• EXERCISE BRIEF: Each record is to be transcribed exactly.

Records from a dataset
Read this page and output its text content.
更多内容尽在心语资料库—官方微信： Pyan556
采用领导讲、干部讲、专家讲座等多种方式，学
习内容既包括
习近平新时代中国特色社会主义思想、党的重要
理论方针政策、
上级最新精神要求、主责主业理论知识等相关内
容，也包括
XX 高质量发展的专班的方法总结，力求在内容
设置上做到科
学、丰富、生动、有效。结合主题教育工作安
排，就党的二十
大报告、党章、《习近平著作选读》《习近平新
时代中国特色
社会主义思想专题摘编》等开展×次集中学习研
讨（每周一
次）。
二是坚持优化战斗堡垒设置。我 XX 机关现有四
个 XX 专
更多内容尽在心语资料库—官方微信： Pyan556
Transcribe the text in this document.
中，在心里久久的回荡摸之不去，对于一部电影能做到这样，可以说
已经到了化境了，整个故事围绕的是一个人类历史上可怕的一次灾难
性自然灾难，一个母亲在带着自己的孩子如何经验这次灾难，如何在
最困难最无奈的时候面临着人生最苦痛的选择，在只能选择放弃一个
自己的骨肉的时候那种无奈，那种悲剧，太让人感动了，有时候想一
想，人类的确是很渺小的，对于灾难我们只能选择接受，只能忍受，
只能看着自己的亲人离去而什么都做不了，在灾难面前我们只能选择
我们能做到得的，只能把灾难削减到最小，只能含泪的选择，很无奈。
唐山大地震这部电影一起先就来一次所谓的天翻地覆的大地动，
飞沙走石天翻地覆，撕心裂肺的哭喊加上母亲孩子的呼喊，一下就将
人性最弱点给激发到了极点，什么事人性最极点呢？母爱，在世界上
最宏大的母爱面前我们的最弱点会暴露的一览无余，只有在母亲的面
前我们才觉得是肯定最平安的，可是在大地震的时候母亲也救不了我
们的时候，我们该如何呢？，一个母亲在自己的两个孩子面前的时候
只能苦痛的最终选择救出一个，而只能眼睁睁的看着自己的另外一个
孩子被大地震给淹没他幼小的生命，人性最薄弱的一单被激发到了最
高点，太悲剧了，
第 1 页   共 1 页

• ANSWER TO THE PROBLEM:
Read this page and output its text content.
更多内容尽在心语资料库—官方微信： Pyan556
采用领导讲、干部讲、专家讲座等多种方式，学
习内容既包括
习近平新时代中国特色社会主义思想、党的重要
理论方针政策、
上级最新精神要求、主责主业理论知识等相关内
容，也包括
XX 高质量发展的专班的方法总结，力求在内容
设置上做到科
学、丰富、生动、有效。结合主题教育工作安
排，就党的二十
大报告、党章、《习近平著作选读》《习近平新
时代中国特色
社会主义思想专题摘编》等开展×次集中学习研
讨（每周一
次）。
二是坚持优化战斗堡垒设置。我 XX 机关现有四
个 XX 专
更多内容尽在心语资料库—官方微信： Pyan556
Transcribe the text in this document.
中，在心里久久的回荡摸之不去，对于一部电影能做到这样，可以说
已经到了化境了，整个故事围绕的是一个人类历史上可怕的一次灾难
性自然灾难，一个母亲在带着自己的孩子如何经验这次灾难，如何在
最困难最无奈的时候面临着人生最苦痛的选择，在只能选择放弃一个
自己的骨肉的时候那种无奈，那种悲剧，太让人感动了，有时候想一
想，人类的确是很渺小的，对于灾难我们只能选择接受，只能忍受，
只能看着自己的亲人离去而什么都做不了，在灾难面前我们只能选择
我们能做到得的，只能把灾难削减到最小，只能含泪的选择，很无奈。
唐山大地震这部电影一起先就来一次所谓的天翻地覆的大地动，
飞沙走石天翻地覆，撕心裂肺的哭喊加上母亲孩子的呼喊，一下就将
人性最弱点给激发到了极点，什么事人性最极点呢？母爱，在世界上
最宏大的母爱面前我们的最弱点会暴露的一览无余，只有在母亲的面
前我们才觉得是肯定最平安的，可是在大地震的时候母亲也救不了我
们的时候，我们该如何呢？，一个母亲在自己的两个孩子面前的时候
只能苦痛的最终选择救出一个，而只能眼睁睁的看着自己的另外一个
孩子被大地震给淹没他幼小的生命，人性最薄弱的一单被激发到了最
高点，太悲剧了，
第 1 页   共 1 页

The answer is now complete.